### PROBLEM REQUIREMENTS
Check each line of the data below for the word "Methamphetamine", then extract the ones that have it.

### Extracted data entries

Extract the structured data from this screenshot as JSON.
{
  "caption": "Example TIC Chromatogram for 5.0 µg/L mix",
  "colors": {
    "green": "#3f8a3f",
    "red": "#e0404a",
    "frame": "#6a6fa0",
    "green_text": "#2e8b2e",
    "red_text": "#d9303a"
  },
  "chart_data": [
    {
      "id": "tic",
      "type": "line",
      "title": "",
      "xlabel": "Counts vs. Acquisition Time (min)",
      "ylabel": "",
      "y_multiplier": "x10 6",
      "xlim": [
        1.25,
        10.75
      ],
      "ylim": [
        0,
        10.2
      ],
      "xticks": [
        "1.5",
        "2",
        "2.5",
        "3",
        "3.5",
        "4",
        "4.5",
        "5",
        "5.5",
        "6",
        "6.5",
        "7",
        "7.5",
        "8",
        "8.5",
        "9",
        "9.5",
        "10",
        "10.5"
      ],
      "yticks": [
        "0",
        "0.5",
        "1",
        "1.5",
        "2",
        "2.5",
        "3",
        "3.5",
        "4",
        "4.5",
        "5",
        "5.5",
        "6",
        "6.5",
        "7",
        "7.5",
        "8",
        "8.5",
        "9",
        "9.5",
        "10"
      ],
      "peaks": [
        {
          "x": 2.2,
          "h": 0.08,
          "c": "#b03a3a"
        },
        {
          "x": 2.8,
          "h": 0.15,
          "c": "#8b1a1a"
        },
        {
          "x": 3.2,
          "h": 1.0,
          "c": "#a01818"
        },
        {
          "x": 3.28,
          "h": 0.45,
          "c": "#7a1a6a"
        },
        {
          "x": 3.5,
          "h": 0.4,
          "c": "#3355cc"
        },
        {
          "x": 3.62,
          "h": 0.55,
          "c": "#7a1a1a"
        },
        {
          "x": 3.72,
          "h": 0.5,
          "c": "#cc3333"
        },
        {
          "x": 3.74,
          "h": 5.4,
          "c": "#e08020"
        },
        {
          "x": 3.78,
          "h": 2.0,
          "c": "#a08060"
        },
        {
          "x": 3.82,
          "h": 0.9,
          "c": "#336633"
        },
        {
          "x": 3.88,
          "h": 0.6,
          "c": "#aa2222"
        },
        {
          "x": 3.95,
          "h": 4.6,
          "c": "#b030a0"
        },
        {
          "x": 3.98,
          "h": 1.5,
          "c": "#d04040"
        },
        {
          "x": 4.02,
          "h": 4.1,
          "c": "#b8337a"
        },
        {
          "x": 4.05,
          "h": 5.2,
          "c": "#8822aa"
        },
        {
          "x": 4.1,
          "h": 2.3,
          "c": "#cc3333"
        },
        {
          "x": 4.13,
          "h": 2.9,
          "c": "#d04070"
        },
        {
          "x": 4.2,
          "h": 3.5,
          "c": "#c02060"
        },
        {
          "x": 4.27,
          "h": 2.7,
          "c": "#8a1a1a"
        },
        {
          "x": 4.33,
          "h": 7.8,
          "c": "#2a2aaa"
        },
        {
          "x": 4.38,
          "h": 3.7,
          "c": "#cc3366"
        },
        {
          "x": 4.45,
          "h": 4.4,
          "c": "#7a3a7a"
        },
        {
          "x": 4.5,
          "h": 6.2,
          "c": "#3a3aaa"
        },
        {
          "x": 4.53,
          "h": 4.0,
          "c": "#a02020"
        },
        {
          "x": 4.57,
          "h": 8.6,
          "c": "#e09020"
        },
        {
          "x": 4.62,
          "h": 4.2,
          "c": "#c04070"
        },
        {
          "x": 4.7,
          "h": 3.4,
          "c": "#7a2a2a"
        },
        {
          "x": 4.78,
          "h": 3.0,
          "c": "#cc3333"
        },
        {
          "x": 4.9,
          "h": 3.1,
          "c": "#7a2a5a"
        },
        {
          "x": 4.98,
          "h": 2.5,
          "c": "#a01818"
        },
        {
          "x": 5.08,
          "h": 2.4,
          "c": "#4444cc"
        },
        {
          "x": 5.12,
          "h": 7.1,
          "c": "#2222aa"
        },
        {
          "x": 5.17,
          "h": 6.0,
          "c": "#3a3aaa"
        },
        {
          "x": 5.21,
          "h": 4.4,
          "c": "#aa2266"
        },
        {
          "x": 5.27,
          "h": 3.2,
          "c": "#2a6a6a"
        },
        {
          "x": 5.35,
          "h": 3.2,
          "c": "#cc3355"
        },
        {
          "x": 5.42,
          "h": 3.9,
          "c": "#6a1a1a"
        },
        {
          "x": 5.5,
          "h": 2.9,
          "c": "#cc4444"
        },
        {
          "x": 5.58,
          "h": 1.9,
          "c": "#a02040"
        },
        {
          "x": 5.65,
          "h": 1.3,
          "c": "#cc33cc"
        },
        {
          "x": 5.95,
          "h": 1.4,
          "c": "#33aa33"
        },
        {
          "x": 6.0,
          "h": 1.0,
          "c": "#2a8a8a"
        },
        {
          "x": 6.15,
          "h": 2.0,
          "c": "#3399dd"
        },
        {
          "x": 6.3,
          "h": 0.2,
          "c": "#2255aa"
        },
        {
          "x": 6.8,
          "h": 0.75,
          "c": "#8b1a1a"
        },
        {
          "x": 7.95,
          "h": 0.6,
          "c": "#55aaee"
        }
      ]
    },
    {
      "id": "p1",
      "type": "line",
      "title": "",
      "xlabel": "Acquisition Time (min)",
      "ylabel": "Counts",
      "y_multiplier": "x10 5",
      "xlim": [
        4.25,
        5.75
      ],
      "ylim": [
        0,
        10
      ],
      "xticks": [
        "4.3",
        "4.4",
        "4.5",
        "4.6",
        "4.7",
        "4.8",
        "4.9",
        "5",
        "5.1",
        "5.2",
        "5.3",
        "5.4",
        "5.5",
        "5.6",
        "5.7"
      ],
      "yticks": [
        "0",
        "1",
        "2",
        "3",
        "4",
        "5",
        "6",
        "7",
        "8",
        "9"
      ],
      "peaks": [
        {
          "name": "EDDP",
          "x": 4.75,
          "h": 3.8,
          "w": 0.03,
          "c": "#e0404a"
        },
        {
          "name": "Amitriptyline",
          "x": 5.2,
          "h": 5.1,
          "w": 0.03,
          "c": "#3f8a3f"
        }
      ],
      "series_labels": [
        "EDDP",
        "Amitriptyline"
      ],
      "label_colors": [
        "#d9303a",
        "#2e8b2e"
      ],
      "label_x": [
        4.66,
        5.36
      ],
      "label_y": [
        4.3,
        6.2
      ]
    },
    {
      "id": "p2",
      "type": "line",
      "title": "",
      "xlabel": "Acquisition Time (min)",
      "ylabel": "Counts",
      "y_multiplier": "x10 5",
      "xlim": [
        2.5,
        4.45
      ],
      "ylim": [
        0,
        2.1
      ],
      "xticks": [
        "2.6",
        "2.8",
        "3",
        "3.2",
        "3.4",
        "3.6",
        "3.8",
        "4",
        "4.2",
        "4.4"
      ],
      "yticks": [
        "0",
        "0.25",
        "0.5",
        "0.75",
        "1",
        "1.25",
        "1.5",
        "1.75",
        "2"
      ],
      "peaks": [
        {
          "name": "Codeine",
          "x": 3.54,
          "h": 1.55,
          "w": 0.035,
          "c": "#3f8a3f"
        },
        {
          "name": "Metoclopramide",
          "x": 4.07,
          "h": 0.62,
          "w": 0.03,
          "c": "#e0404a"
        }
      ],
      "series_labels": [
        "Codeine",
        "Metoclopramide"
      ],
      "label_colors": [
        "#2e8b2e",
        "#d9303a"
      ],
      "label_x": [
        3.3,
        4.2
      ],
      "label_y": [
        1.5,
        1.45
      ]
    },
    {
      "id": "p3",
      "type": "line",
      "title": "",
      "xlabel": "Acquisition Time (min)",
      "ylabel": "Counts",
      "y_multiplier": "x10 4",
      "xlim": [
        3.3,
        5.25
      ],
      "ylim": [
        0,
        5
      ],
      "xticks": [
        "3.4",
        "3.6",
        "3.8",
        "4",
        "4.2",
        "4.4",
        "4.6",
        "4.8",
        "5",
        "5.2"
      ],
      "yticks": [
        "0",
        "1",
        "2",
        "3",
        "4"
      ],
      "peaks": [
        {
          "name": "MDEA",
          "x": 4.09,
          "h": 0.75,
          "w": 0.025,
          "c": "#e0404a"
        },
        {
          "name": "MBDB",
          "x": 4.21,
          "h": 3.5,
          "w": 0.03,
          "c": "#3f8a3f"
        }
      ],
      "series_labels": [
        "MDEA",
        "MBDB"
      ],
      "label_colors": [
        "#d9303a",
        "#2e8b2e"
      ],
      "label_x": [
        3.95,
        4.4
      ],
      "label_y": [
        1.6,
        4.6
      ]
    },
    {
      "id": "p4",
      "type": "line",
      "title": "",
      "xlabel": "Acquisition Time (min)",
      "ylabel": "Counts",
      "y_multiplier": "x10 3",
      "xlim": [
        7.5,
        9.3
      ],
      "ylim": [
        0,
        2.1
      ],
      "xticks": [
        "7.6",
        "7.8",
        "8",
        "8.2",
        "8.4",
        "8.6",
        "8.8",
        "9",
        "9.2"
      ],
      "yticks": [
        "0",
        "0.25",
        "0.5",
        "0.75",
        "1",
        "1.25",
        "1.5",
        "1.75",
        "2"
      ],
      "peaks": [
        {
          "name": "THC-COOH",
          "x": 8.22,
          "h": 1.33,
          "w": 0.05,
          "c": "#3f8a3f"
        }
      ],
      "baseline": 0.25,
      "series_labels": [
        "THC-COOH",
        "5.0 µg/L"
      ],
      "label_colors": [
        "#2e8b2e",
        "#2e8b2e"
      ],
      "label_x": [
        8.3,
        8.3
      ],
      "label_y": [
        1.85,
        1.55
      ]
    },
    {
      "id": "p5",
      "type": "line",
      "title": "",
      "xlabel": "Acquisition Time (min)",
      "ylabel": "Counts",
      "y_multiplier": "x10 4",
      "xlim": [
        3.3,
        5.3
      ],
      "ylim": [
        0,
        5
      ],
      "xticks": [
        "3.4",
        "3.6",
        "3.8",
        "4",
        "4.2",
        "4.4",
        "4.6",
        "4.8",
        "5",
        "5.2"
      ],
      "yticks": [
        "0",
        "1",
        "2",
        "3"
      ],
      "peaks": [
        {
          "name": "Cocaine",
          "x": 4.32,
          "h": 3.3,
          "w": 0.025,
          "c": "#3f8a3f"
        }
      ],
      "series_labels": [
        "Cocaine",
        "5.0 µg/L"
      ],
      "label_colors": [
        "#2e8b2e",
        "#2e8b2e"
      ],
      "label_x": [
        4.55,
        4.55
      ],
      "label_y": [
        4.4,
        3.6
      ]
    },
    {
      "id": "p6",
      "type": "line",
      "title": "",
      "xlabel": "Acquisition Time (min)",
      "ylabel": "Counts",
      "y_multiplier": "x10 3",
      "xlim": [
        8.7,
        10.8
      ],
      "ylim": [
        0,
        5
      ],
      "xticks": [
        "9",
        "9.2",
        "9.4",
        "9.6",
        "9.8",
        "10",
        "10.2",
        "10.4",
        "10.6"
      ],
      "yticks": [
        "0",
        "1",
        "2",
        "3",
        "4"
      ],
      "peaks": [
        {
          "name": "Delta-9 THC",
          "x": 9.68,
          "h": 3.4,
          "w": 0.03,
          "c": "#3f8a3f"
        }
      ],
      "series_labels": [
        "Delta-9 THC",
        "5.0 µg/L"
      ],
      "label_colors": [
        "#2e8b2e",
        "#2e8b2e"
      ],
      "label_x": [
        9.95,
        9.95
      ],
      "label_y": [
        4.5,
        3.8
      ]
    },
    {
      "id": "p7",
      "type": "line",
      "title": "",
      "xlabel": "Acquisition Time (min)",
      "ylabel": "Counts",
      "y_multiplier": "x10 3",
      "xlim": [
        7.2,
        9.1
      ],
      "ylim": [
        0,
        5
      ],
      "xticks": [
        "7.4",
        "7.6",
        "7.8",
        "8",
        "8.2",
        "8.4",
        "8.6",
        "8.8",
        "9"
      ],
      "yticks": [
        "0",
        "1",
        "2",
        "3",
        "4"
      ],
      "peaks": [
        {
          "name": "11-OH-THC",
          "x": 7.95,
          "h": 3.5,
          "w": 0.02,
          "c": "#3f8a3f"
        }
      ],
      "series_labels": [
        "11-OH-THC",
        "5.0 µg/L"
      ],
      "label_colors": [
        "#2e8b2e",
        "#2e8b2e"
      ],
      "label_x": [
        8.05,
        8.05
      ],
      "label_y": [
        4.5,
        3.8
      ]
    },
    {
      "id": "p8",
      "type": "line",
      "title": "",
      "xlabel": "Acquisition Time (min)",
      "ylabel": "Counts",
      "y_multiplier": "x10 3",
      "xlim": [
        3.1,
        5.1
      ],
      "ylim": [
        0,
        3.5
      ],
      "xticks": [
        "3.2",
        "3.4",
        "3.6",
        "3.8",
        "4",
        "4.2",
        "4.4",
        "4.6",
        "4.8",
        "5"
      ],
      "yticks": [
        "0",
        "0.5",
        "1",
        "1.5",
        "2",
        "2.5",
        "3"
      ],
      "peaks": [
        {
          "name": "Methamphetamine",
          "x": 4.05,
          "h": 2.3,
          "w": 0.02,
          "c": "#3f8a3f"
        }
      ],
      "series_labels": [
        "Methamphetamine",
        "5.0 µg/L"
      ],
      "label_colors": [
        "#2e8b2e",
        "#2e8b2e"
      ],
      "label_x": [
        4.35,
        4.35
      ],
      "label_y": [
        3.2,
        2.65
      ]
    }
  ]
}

### RESULT
          "name": "Methamphetamine",
        "Methamphetamine",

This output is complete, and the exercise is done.